Collected data entries
· · ·

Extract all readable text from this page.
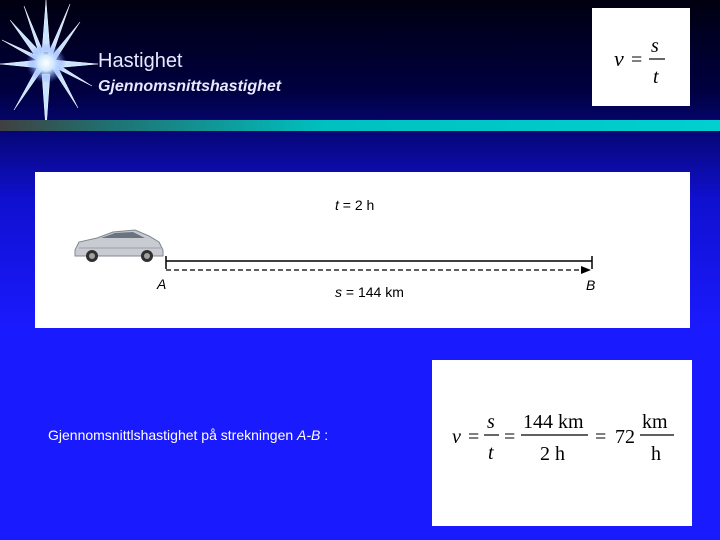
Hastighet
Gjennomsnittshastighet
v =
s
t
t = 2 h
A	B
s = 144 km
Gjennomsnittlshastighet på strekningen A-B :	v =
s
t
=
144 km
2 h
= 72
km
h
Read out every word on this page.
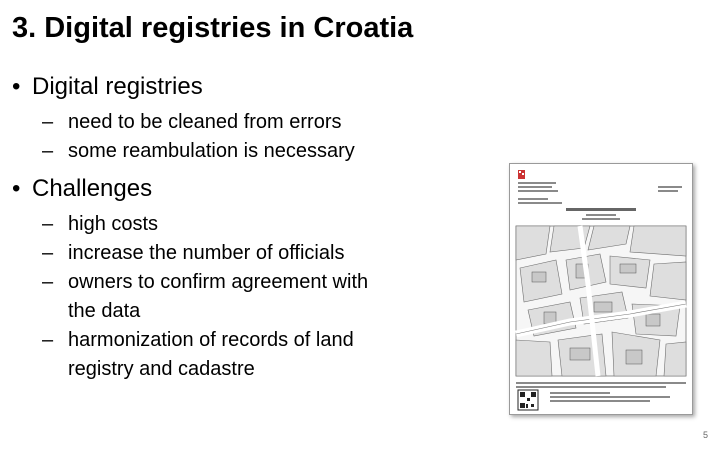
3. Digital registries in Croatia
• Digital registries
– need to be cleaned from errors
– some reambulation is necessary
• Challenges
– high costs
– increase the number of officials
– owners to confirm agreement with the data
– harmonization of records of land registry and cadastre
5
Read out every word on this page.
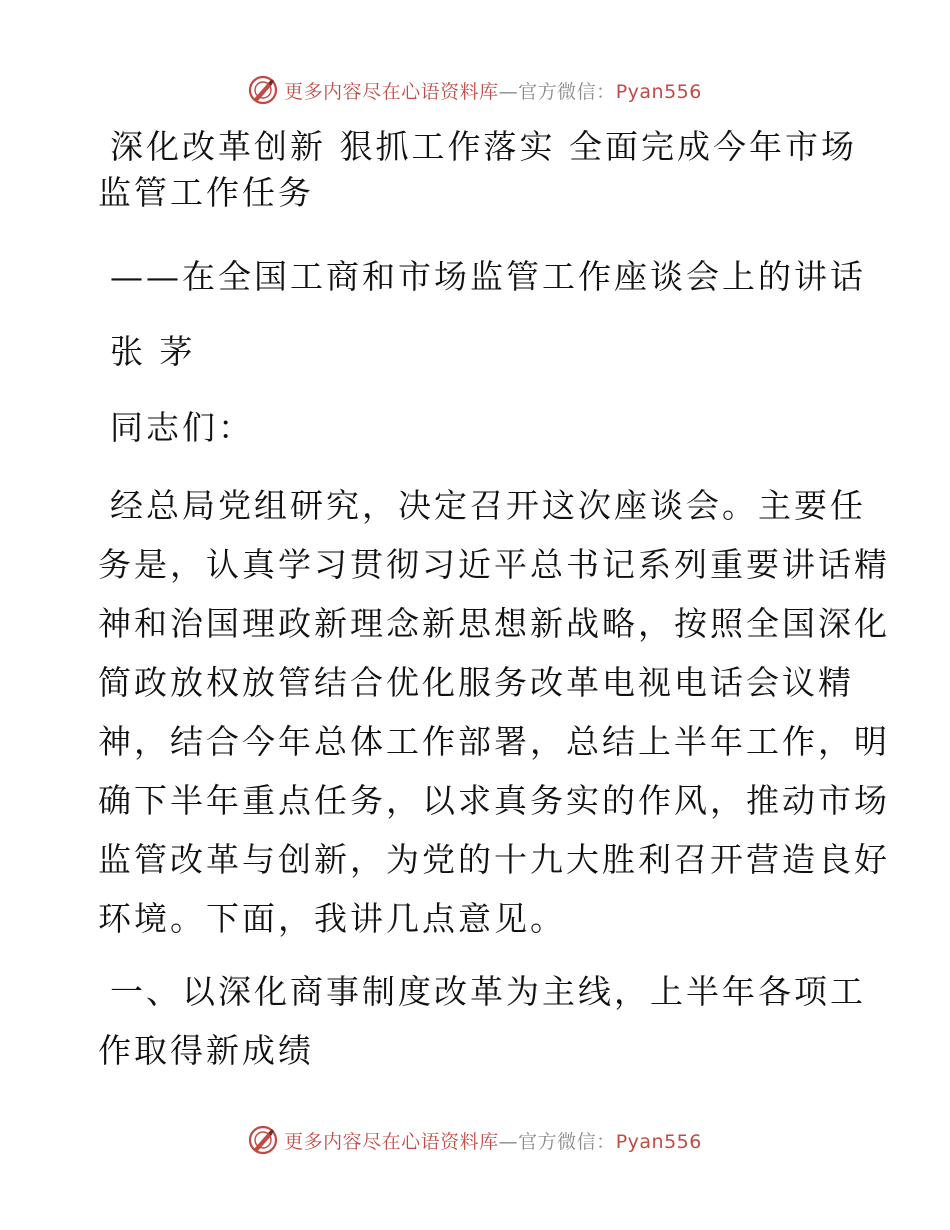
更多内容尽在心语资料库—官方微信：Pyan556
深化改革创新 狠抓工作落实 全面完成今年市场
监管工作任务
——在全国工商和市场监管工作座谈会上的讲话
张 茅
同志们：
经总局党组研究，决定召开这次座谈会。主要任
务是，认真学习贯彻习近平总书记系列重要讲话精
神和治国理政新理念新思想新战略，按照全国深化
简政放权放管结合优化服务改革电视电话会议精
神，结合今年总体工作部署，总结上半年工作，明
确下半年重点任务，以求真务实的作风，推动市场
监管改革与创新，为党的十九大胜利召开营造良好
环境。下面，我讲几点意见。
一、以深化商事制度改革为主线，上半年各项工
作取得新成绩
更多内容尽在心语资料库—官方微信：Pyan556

· · ·

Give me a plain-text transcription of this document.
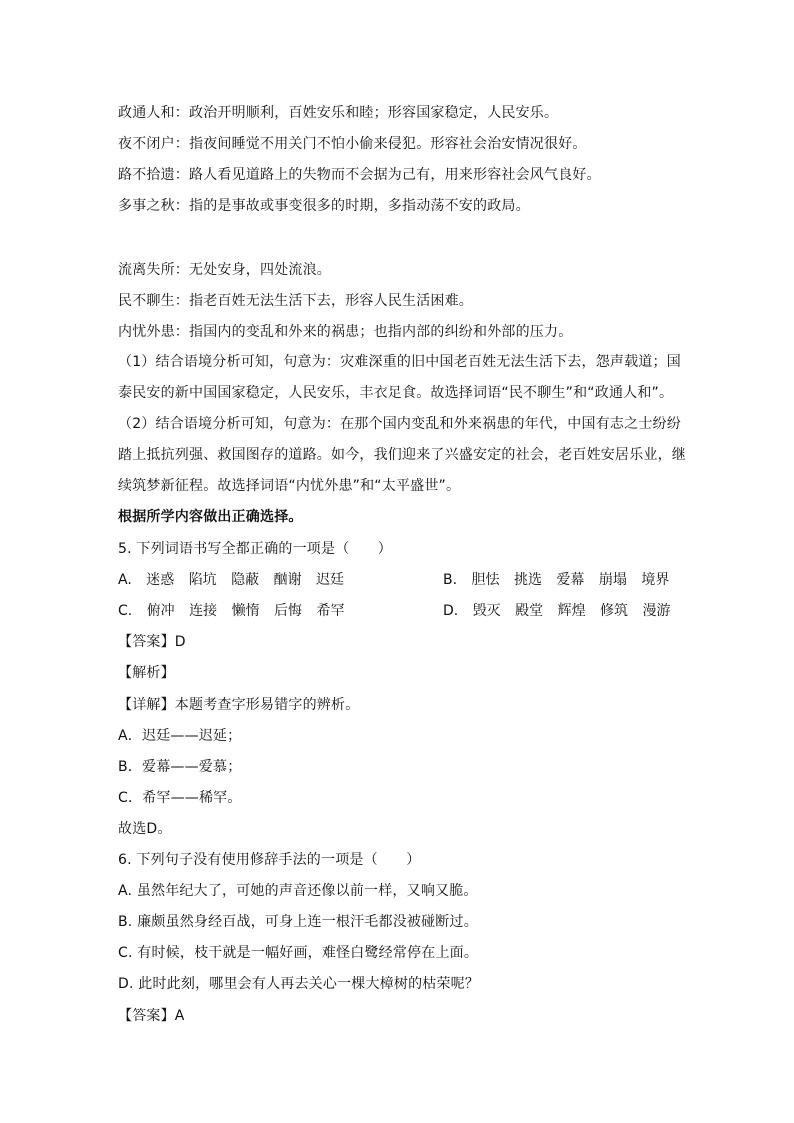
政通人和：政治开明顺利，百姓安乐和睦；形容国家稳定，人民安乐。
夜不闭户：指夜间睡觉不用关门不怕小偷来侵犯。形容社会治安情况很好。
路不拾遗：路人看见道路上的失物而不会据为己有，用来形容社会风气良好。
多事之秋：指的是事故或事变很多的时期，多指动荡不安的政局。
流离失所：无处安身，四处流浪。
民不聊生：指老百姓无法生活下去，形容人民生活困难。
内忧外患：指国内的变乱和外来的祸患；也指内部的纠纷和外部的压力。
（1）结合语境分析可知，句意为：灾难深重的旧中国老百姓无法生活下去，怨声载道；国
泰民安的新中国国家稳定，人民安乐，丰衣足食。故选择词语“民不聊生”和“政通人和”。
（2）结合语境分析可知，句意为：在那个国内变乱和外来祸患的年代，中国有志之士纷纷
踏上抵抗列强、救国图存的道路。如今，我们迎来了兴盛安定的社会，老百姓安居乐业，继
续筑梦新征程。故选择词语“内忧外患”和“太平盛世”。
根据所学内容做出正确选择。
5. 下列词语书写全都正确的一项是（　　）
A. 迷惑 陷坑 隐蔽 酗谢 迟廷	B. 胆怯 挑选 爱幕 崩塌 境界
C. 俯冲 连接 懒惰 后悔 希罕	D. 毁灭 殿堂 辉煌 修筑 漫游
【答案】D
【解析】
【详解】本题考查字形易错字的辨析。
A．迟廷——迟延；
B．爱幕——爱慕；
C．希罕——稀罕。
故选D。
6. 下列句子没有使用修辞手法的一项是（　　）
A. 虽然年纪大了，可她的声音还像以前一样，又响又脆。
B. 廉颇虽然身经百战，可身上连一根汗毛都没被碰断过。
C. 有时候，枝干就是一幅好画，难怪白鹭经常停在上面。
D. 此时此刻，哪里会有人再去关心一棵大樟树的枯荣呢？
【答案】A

· · ·

_Task requirements:_
For the material, find the number of lines holding the word "text" and give that figure and nothing more.

_Solution to this exercise:_
2